- Task
Exactly reproduce each entry, leaving out nothing.

===

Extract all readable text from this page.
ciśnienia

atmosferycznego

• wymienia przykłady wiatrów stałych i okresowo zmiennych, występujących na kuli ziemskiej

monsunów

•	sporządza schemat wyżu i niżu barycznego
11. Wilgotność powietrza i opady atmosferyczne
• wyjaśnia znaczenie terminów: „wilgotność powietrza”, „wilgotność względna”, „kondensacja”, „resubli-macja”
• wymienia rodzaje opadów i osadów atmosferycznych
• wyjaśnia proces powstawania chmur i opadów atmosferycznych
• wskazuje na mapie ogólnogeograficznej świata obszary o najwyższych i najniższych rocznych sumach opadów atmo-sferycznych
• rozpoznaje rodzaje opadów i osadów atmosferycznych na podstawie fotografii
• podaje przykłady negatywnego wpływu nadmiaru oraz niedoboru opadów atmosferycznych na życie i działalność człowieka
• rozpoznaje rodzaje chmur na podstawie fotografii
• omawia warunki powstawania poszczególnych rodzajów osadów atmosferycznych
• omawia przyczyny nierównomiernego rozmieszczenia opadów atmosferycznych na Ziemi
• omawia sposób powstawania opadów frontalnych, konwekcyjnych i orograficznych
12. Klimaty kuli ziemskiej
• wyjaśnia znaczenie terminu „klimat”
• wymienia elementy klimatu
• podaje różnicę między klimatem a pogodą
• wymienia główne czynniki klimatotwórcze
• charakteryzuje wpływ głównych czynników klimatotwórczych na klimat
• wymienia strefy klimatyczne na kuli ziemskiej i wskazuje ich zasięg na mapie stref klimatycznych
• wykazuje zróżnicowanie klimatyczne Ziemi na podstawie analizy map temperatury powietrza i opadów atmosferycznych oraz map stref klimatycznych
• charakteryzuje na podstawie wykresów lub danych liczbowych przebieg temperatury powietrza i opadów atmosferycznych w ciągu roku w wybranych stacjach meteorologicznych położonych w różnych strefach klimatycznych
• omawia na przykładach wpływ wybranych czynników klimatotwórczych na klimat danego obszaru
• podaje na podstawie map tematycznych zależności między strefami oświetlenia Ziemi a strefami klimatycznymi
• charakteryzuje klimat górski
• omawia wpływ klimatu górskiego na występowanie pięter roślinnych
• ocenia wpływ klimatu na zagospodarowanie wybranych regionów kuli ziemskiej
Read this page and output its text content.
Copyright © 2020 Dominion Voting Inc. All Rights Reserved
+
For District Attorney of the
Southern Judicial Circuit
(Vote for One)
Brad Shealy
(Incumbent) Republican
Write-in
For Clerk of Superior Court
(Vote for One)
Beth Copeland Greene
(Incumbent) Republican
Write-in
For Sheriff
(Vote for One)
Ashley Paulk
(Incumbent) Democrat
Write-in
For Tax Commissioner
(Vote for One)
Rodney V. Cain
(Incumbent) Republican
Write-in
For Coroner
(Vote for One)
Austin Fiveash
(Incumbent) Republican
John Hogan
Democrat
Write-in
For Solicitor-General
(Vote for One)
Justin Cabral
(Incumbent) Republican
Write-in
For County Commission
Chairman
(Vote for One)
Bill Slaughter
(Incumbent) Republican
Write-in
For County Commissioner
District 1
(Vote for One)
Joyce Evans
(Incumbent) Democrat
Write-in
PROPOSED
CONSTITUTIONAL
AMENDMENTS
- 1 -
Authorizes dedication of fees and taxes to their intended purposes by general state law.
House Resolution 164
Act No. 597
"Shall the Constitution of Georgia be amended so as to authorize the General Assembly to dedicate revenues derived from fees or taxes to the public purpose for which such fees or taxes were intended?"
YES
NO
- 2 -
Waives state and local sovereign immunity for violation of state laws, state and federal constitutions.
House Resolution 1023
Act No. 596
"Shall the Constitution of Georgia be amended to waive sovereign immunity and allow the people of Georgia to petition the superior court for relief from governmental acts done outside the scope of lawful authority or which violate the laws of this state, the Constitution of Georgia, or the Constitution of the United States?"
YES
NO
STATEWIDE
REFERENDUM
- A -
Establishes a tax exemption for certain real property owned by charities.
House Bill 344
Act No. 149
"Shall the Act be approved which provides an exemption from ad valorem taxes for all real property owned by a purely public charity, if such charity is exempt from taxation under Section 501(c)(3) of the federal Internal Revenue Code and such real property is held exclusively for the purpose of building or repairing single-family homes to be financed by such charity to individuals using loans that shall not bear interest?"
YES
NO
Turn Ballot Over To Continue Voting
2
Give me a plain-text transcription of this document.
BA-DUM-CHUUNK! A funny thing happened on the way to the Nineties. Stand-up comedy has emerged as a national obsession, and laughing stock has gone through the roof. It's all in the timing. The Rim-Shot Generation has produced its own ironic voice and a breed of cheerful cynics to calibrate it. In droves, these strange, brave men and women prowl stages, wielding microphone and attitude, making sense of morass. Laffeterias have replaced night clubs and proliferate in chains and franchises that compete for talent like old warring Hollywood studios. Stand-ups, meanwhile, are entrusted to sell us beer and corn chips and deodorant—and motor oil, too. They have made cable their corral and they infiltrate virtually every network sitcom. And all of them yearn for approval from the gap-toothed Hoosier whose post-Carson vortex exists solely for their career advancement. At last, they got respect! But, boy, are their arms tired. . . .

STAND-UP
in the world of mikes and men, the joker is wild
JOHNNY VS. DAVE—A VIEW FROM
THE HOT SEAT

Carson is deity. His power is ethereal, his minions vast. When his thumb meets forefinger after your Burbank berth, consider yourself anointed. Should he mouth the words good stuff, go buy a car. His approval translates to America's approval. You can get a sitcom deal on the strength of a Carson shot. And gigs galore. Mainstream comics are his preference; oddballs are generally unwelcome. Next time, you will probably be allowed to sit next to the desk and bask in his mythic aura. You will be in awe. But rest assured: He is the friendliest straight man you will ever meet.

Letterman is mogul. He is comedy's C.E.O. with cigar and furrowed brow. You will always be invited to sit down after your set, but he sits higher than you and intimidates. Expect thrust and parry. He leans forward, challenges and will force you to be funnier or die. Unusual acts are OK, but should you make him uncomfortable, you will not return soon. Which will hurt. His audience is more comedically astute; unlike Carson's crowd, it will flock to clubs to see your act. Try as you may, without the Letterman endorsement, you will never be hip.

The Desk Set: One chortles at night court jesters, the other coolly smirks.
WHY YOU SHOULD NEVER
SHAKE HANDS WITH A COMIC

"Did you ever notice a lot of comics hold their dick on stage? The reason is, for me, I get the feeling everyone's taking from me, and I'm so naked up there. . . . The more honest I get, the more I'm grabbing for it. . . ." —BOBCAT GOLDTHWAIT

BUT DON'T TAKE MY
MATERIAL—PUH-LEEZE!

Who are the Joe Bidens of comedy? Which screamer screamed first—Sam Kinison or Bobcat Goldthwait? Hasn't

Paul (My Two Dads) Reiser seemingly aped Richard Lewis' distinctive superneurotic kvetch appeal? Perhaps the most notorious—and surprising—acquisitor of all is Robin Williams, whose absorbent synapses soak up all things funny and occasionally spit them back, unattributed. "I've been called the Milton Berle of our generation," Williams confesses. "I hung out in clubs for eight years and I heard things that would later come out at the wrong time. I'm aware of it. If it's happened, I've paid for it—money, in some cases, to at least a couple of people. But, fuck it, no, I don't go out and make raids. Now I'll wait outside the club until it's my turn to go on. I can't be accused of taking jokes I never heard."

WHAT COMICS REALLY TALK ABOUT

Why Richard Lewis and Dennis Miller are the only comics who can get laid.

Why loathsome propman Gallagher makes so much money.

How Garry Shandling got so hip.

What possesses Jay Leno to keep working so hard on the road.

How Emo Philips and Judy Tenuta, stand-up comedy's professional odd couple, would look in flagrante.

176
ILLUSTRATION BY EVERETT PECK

===

- Answer for the task
Extract all readable text from this page.
ciśnienia

atmosferycznego

• wymienia przykłady wiatrów stałych i okresowo zmiennych, występujących na kuli ziemskiej

monsunów

•	sporządza schemat wyżu i niżu barycznego
11. Wilgotność powietrza i opady atmosferyczne
• wyjaśnia znaczenie terminów: „wilgotność powietrza”, „wilgotność względna”, „kondensacja”, „resubli-macja”
• wymienia rodzaje opadów i osadów atmosferycznych
• wyjaśnia proces powstawania chmur i opadów atmosferycznych
• wskazuje na mapie ogólnogeograficznej świata obszary o najwyższych i najniższych rocznych sumach opadów atmo-sferycznych
• rozpoznaje rodzaje opadów i osadów atmosferycznych na podstawie fotografii
• podaje przykłady negatywnego wpływu nadmiaru oraz niedoboru opadów atmosferycznych na życie i działalność człowieka
• rozpoznaje rodzaje chmur na podstawie fotografii
• omawia warunki powstawania poszczególnych rodzajów osadów atmosferycznych
• omawia przyczyny nierównomiernego rozmieszczenia opadów atmosferycznych na Ziemi
• omawia sposób powstawania opadów frontalnych, konwekcyjnych i orograficznych
12. Klimaty kuli ziemskiej
• wyjaśnia znaczenie terminu „klimat”
• wymienia elementy klimatu
• podaje różnicę między klimatem a pogodą
• wymienia główne czynniki klimatotwórcze
• charakteryzuje wpływ głównych czynników klimatotwórczych na klimat
• wymienia strefy klimatyczne na kuli ziemskiej i wskazuje ich zasięg na mapie stref klimatycznych
• wykazuje zróżnicowanie klimatyczne Ziemi na podstawie analizy map temperatury powietrza i opadów atmosferycznych oraz map stref klimatycznych
• charakteryzuje na podstawie wykresów lub danych liczbowych przebieg temperatury powietrza i opadów atmosferycznych w ciągu roku w wybranych stacjach meteorologicznych położonych w różnych strefach klimatycznych
• omawia na przykładach wpływ wybranych czynników klimatotwórczych na klimat danego obszaru
• podaje na podstawie map tematycznych zależności między strefami oświetlenia Ziemi a strefami klimatycznymi
• charakteryzuje klimat górski
• omawia wpływ klimatu górskiego na występowanie pięter roślinnych
• ocenia wpływ klimatu na zagospodarowanie wybranych regionów kuli ziemskiej
Read this page and output its text content.
Copyright © 2020 Dominion Voting Inc. All Rights Reserved
+
For District Attorney of the
Southern Judicial Circuit
(Vote for One)
Brad Shealy
(Incumbent) Republican
Write-in
For Clerk of Superior Court
(Vote for One)
Beth Copeland Greene
(Incumbent) Republican
Write-in
For Sheriff
(Vote for One)
Ashley Paulk
(Incumbent) Democrat
Write-in
For Tax Commissioner
(Vote for One)
Rodney V. Cain
(Incumbent) Republican
Write-in
For Coroner
(Vote for One)
Austin Fiveash
(Incumbent) Republican
John Hogan
Democrat
Write-in
For Solicitor-General
(Vote for One)
Justin Cabral
(Incumbent) Republican
Write-in
For County Commission
Chairman
(Vote for One)
Bill Slaughter
(Incumbent) Republican
Write-in
For County Commissioner
District 1
(Vote for One)
Joyce Evans
(Incumbent) Democrat
Write-in
PROPOSED
CONSTITUTIONAL
AMENDMENTS
- 1 -
Authorizes dedication of fees and taxes to their intended purposes by general state law.
House Resolution 164
Act No. 597
"Shall the Constitution of Georgia be amended so as to authorize the General Assembly to dedicate revenues derived from fees or taxes to the public purpose for which such fees or taxes were intended?"
YES
NO
- 2 -
Waives state and local sovereign immunity for violation of state laws, state and federal constitutions.
House Resolution 1023
Act No. 596
"Shall the Constitution of Georgia be amended to waive sovereign immunity and allow the people of Georgia to petition the superior court for relief from governmental acts done outside the scope of lawful authority or which violate the laws of this state, the Constitution of Georgia, or the Constitution of the United States?"
YES
NO
STATEWIDE
REFERENDUM
- A -
Establishes a tax exemption for certain real property owned by charities.
House Bill 344
Act No. 149
"Shall the Act be approved which provides an exemption from ad valorem taxes for all real property owned by a purely public charity, if such charity is exempt from taxation under Section 501(c)(3) of the federal Internal Revenue Code and such real property is held exclusively for the purpose of building or repairing single-family homes to be financed by such charity to individuals using loans that shall not bear interest?"
YES
NO
Turn Ballot Over To Continue Voting
2
Give me a plain-text transcription of this document.
BA-DUM-CHUUNK! A funny thing happened on the way to the Nineties. Stand-up comedy has emerged as a national obsession, and laughing stock has gone through the roof. It's all in the timing. The Rim-Shot Generation has produced its own ironic voice and a breed of cheerful cynics to calibrate it. In droves, these strange, brave men and women prowl stages, wielding microphone and attitude, making sense of morass. Laffeterias have replaced night clubs and proliferate in chains and franchises that compete for talent like old warring Hollywood studios. Stand-ups, meanwhile, are entrusted to sell us beer and corn chips and deodorant—and motor oil, too. They have made cable their corral and they infiltrate virtually every network sitcom. And all of them yearn for approval from the gap-toothed Hoosier whose post-Carson vortex exists solely for their career advancement. At last, they got respect! But, boy, are their arms tired. . . .

STAND-UP
in the world of mikes and men, the joker is wild
JOHNNY VS. DAVE—A VIEW FROM
THE HOT SEAT

Carson is deity. His power is ethereal, his minions vast. When his thumb meets forefinger after your Burbank berth, consider yourself anointed. Should he mouth the words good stuff, go buy a car. His approval translates to America's approval. You can get a sitcom deal on the strength of a Carson shot. And gigs galore. Mainstream comics are his preference; oddballs are generally unwelcome. Next time, you will probably be allowed to sit next to the desk and bask in his mythic aura. You will be in awe. But rest assured: He is the friendliest straight man you will ever meet.

Letterman is mogul. He is comedy's C.E.O. with cigar and furrowed brow. You will always be invited to sit down after your set, but he sits higher than you and intimidates. Expect thrust and parry. He leans forward, challenges and will force you to be funnier or die. Unusual acts are OK, but should you make him uncomfortable, you will not return soon. Which will hurt. His audience is more comedically astute; unlike Carson's crowd, it will flock to clubs to see your act. Try as you may, without the Letterman endorsement, you will never be hip.

The Desk Set: One chortles at night court jesters, the other coolly smirks.
WHY YOU SHOULD NEVER
SHAKE HANDS WITH A COMIC

"Did you ever notice a lot of comics hold their dick on stage? The reason is, for me, I get the feeling everyone's taking from me, and I'm so naked up there. . . . The more honest I get, the more I'm grabbing for it. . . ." —BOBCAT GOLDTHWAIT

BUT DON'T TAKE MY
MATERIAL—PUH-LEEZE!

Who are the Joe Bidens of comedy? Which screamer screamed first—Sam Kinison or Bobcat Goldthwait? Hasn't

Paul (My Two Dads) Reiser seemingly aped Richard Lewis' distinctive superneurotic kvetch appeal? Perhaps the most notorious—and surprising—acquisitor of all is Robin Williams, whose absorbent synapses soak up all things funny and occasionally spit them back, unattributed. "I've been called the Milton Berle of our generation," Williams confesses. "I hung out in clubs for eight years and I heard things that would later come out at the wrong time. I'm aware of it. If it's happened, I've paid for it—money, in some cases, to at least a couple of people. But, fuck it, no, I don't go out and make raids. Now I'll wait outside the club until it's my turn to go on. I can't be accused of taking jokes I never heard."

WHAT COMICS REALLY TALK ABOUT

Why Richard Lewis and Dennis Miller are the only comics who can get laid.

Why loathsome propman Gallagher makes so much money.

How Garry Shandling got so hip.

What possesses Jay Leno to keep working so hard on the road.

How Emo Philips and Judy Tenuta, stand-up comedy's professional odd couple, would look in flagrante.

176
ILLUSTRATION BY EVERETT PECK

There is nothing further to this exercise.